* Task requirements: Filter the entries down to the lines containing "experience", and copy those lines.

* Page transcription entries:
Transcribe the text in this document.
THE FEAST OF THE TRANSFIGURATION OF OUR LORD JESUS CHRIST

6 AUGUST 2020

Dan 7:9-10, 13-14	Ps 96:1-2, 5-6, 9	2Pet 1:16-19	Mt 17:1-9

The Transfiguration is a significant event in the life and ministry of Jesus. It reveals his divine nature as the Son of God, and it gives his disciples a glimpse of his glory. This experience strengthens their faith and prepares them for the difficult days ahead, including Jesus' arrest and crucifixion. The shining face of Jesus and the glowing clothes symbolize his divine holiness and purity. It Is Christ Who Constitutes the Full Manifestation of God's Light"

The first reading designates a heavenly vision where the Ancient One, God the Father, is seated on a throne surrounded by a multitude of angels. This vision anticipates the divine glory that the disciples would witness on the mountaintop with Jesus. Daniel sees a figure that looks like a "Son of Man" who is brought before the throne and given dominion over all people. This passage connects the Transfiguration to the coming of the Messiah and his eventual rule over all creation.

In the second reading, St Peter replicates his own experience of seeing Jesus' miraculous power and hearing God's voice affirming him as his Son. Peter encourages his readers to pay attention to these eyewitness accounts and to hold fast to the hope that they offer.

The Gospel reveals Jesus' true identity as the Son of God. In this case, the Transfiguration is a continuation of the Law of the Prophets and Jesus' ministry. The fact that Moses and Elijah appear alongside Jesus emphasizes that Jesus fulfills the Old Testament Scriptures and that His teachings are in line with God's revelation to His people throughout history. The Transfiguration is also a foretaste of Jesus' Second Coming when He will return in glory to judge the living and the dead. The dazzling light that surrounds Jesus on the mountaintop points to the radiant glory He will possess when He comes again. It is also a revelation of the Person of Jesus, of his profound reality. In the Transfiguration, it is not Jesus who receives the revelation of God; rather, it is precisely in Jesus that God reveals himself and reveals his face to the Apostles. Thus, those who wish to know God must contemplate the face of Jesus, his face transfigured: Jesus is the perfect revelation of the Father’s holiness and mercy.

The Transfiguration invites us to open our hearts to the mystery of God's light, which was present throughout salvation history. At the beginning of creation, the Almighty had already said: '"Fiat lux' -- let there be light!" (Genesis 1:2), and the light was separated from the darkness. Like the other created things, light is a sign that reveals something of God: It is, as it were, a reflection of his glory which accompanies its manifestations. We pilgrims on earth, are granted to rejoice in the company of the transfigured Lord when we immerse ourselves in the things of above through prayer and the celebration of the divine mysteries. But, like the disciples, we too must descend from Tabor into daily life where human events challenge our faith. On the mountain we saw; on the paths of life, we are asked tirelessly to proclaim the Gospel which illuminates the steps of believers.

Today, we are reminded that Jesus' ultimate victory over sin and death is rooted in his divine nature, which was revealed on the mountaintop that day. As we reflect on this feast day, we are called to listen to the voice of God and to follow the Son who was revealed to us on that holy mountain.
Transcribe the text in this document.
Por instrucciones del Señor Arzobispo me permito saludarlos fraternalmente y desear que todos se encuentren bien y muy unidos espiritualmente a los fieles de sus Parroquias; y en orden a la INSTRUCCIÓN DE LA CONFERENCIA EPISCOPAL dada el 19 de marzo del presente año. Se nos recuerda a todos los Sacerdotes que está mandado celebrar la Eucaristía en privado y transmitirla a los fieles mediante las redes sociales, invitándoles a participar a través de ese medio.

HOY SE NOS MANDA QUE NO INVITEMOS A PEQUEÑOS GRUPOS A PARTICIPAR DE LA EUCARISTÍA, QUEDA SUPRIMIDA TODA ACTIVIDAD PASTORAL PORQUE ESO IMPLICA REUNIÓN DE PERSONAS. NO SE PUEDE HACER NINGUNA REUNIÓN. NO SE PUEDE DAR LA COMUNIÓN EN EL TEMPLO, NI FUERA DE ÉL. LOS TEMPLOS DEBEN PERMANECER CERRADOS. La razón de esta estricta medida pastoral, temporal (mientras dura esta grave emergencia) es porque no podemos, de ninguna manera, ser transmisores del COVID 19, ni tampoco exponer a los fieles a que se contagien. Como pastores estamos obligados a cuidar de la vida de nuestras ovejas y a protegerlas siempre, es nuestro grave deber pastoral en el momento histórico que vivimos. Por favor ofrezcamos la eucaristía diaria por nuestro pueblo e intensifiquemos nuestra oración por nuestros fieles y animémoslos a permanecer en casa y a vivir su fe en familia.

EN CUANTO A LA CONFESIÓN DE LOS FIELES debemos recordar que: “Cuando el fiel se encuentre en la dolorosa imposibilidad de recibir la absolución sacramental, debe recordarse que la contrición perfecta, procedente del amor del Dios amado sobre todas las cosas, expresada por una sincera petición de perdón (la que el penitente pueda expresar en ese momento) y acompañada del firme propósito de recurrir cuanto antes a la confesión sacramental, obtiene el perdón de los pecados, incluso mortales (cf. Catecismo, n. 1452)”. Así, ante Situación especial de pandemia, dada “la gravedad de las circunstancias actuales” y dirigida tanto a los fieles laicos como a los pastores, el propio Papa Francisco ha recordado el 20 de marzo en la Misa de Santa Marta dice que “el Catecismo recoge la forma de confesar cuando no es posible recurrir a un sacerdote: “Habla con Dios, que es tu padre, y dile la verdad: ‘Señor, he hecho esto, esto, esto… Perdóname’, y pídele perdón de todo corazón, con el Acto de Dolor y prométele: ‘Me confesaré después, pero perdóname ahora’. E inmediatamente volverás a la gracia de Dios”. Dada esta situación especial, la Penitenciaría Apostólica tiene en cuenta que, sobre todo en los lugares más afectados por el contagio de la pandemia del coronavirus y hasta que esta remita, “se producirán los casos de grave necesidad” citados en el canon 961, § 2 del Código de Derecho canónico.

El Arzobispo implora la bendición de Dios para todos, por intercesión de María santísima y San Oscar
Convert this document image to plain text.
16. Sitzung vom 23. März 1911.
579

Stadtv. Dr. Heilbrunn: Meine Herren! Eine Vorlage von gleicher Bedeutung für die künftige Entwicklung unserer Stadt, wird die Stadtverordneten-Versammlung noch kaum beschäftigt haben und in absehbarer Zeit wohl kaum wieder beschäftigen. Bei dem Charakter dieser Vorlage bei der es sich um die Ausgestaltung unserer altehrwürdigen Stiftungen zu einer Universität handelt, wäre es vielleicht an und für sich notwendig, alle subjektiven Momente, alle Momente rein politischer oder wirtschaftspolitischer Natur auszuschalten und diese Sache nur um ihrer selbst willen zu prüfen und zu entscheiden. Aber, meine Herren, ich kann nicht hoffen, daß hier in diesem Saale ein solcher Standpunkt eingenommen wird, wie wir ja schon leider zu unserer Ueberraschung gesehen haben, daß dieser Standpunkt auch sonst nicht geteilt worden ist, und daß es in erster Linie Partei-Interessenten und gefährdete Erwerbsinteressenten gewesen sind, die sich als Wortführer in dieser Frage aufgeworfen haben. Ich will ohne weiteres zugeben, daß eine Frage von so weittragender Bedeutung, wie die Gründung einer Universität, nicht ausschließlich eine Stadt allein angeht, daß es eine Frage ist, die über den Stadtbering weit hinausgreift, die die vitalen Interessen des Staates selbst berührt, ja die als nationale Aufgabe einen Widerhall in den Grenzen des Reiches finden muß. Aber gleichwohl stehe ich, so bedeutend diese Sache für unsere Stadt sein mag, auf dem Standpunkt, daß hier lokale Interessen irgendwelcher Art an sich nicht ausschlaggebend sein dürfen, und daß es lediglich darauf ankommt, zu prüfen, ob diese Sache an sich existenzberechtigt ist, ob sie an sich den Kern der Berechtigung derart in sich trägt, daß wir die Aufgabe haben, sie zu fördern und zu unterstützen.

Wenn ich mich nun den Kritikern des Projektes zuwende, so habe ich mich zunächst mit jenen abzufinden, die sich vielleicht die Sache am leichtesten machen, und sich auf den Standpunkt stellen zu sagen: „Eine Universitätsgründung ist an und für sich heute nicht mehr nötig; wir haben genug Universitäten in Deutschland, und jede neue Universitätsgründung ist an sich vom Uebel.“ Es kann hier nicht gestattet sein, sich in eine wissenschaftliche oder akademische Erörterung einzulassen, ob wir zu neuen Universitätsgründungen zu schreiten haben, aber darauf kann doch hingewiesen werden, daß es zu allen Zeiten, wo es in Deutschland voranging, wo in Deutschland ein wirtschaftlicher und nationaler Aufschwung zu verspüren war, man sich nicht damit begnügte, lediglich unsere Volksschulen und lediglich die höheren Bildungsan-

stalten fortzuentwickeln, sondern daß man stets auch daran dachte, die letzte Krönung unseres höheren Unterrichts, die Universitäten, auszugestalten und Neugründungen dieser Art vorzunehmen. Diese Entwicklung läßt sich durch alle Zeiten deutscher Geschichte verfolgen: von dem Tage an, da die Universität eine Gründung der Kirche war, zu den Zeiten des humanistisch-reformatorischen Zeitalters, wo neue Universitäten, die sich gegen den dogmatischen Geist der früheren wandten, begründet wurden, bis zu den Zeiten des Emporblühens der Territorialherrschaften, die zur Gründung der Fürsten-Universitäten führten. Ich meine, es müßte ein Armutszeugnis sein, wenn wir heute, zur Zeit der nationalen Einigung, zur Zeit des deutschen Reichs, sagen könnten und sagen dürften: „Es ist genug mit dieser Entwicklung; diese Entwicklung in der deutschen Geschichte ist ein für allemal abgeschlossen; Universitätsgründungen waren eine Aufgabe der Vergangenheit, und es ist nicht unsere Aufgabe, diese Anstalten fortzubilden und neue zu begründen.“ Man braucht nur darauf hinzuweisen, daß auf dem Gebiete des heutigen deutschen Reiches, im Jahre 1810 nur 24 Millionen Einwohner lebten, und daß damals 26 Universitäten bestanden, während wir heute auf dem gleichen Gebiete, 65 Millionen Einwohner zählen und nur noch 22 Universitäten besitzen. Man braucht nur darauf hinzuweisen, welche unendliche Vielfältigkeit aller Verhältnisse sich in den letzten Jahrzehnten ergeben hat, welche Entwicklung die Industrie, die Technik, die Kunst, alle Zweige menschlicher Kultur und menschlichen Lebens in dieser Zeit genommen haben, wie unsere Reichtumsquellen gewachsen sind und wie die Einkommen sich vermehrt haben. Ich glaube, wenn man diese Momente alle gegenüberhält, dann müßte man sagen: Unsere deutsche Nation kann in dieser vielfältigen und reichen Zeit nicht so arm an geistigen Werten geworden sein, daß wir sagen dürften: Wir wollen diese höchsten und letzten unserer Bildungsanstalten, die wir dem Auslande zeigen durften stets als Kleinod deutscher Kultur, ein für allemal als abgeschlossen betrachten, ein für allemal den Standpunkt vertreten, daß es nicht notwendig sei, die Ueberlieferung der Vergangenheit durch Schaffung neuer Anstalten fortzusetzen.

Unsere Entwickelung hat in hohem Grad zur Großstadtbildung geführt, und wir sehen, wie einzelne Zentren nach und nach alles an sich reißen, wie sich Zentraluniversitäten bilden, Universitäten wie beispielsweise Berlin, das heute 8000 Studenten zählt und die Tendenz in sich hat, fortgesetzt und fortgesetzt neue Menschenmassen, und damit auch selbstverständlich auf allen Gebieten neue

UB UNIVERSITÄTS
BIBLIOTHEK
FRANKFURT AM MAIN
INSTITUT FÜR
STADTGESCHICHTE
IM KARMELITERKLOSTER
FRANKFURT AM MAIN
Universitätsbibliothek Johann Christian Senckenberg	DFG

* Exercise response:
The Transfiguration is a significant event in the life and ministry of Jesus. It reveals his divine nature as the Son of God, and it gives his disciples a glimpse of his glory. This experience strengthens their faith and prepares them for the difficult days ahead, including Jesus' arrest and crucifixion. The shining face of Jesus and the glowing clothes symbolize his divine holiness and purity. It Is Christ Who Constitutes the Full Manifestation of God's Light"
In the second reading, St Peter replicates his own experience of seeing Jesus' miraculous power and hearing God's voice affirming him as his Son. Peter encourages his readers to pay attention to these eyewitness accounts and to hold fast to the hope that they offer.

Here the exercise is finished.